» **What needs to be done**: Beneath this task is a listing; retype all of it exactly.

» **Supplied entries**:
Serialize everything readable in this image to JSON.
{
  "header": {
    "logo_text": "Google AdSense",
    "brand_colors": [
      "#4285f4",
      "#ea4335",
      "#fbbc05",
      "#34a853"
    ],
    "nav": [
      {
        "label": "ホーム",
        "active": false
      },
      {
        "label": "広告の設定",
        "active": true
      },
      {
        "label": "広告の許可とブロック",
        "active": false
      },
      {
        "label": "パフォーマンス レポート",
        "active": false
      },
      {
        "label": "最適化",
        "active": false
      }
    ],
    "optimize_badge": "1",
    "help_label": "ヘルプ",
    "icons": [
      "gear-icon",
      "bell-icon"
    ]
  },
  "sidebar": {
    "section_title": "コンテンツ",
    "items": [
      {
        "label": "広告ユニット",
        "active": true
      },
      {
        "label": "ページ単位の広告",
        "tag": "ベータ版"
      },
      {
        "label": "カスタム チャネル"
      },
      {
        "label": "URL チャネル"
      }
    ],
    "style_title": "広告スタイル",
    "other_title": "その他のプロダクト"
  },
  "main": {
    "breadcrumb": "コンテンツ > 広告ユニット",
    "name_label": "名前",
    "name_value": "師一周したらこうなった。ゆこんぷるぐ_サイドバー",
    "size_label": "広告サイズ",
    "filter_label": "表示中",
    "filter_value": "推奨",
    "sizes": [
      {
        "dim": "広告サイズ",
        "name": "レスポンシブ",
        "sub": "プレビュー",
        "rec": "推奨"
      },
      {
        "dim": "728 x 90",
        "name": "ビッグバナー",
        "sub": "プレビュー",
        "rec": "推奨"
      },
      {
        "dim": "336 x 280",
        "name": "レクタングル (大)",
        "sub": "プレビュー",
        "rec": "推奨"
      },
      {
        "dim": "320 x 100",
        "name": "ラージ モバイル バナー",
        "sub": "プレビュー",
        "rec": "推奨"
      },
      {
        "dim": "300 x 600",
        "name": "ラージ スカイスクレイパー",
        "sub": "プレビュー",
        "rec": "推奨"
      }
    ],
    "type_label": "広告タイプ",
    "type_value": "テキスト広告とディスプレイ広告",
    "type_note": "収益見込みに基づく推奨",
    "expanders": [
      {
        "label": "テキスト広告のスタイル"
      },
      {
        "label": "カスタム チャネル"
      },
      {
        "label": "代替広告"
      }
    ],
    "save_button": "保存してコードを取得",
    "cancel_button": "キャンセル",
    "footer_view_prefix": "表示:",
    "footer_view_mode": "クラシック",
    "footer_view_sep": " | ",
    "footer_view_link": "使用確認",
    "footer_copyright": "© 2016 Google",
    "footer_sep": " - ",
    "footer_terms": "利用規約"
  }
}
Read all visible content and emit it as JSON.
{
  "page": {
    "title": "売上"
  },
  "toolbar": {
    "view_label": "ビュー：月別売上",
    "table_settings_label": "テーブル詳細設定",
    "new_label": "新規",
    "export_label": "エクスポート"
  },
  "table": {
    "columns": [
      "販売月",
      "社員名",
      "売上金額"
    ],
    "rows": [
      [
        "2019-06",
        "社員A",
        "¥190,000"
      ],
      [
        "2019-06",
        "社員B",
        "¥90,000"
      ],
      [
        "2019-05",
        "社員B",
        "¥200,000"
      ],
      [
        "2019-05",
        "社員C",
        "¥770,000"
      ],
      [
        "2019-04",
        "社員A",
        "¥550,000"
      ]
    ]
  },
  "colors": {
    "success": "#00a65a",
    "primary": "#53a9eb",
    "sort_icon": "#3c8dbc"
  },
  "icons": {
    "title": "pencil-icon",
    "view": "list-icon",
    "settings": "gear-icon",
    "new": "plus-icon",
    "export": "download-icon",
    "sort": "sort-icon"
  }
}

» **Response to this exercise**:
Serialize everything readable in this image to JSON.
{
  "header": {
    "logo_text": "Google AdSense",
    "brand_colors": [
      "#4285f4",
      "#ea4335",
      "#fbbc05",
      "#34a853"
    ],
    "nav": [
      {
        "label": "ホーム",
        "active": false
      },
      {
        "label": "広告の設定",
        "active": true
      },
      {
        "label": "広告の許可とブロック",
        "active": false
      },
      {
        "label": "パフォーマンス レポート",
        "active": false
      },
      {
        "label": "最適化",
        "active": false
      }
    ],
    "optimize_badge": "1",
    "help_label": "ヘルプ",
    "icons": [
      "gear-icon",
      "bell-icon"
    ]
  },
  "sidebar": {
    "section_title": "コンテンツ",
    "items": [
      {
        "label": "広告ユニット",
        "active": true
      },
      {
        "label": "ページ単位の広告",
        "tag": "ベータ版"
      },
      {
        "label": "カスタム チャネル"
      },
      {
        "label": "URL チャネル"
      }
    ],
    "style_title": "広告スタイル",
    "other_title": "その他のプロダクト"
  },
  "main": {
    "breadcrumb": "コンテンツ > 広告ユニット",
    "name_label": "名前",
    "name_value": "師一周したらこうなった。ゆこんぷるぐ_サイドバー",
    "size_label": "広告サイズ",
    "filter_label": "表示中",
    "filter_value": "推奨",
    "sizes": [
      {
        "dim": "広告サイズ",
        "name": "レスポンシブ",
        "sub": "プレビュー",
        "rec": "推奨"
      },
      {
        "dim": "728 x 90",
        "name": "ビッグバナー",
        "sub": "プレビュー",
        "rec": "推奨"
      },
      {
        "dim": "336 x 280",
        "name": "レクタングル (大)",
        "sub": "プレビュー",
        "rec": "推奨"
      },
      {
        "dim": "320 x 100",
        "name": "ラージ モバイル バナー",
        "sub": "プレビュー",
        "rec": "推奨"
      },
      {
        "dim": "300 x 600",
        "name": "ラージ スカイスクレイパー",
        "sub": "プレビュー",
        "rec": "推奨"
      }
    ],
    "type_label": "広告タイプ",
    "type_value": "テキスト広告とディスプレイ広告",
    "type_note": "収益見込みに基づく推奨",
    "expanders": [
      {
        "label": "テキスト広告のスタイル"
      },
      {
        "label": "カスタム チャネル"
      },
      {
        "label": "代替広告"
      }
    ],
    "save_button": "保存してコードを取得",
    "cancel_button": "キャンセル",
    "footer_view_prefix": "表示:",
    "footer_view_mode": "クラシック",
    "footer_view_sep": " | ",
    "footer_view_link": "使用確認",
    "footer_copyright": "© 2016 Google",
    "footer_sep": " - ",
    "footer_terms": "利用規約"
  }
}
Read all visible content and emit it as JSON.
{
  "page": {
    "title": "売上"
  },
  "toolbar": {
    "view_label": "ビュー：月別売上",
    "table_settings_label": "テーブル詳細設定",
    "new_label": "新規",
    "export_label": "エクスポート"
  },
  "table": {
    "columns": [
      "販売月",
      "社員名",
      "売上金額"
    ],
    "rows": [
      [
        "2019-06",
        "社員A",
        "¥190,000"
      ],
      [
        "2019-06",
        "社員B",
        "¥90,000"
      ],
      [
        "2019-05",
        "社員B",
        "¥200,000"
      ],
      [
        "2019-05",
        "社員C",
        "¥770,000"
      ],
      [
        "2019-04",
        "社員A",
        "¥550,000"
      ]
    ]
  },
  "colors": {
    "success": "#00a65a",
    "primary": "#53a9eb",
    "sort_icon": "#3c8dbc"
  },
  "icons": {
    "title": "pencil-icon",
    "view": "list-icon",
    "settings": "gear-icon",
    "new": "plus-icon",
    "export": "download-icon",
    "sort": "sort-icon"
  }
}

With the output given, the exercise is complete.